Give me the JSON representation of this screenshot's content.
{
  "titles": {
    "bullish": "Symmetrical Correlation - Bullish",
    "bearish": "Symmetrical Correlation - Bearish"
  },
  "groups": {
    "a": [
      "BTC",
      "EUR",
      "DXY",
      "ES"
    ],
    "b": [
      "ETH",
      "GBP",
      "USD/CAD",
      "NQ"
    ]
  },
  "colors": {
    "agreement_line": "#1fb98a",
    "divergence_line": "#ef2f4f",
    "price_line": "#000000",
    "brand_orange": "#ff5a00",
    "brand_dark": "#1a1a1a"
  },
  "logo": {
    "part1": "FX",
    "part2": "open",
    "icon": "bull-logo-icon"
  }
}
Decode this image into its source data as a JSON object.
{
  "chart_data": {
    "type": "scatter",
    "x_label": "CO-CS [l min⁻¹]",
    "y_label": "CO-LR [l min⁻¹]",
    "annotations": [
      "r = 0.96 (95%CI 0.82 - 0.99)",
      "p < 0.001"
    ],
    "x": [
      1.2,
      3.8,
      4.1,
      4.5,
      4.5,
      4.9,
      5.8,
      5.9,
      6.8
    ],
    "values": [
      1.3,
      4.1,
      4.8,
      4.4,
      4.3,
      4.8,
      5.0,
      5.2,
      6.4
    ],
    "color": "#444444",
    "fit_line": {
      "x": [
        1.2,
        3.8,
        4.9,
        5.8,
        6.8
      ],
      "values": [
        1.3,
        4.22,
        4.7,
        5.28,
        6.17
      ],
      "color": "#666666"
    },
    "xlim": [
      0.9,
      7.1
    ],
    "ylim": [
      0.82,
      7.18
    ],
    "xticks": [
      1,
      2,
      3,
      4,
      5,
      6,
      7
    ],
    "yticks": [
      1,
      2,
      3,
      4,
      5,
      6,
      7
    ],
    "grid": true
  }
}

--*--

■ EXERCISE INSTRUCTIONS:
Among the lines of the data above, determine how many contain the word "Symmetrical". Report the number alone.

■ REPLY TO THE TASK:
2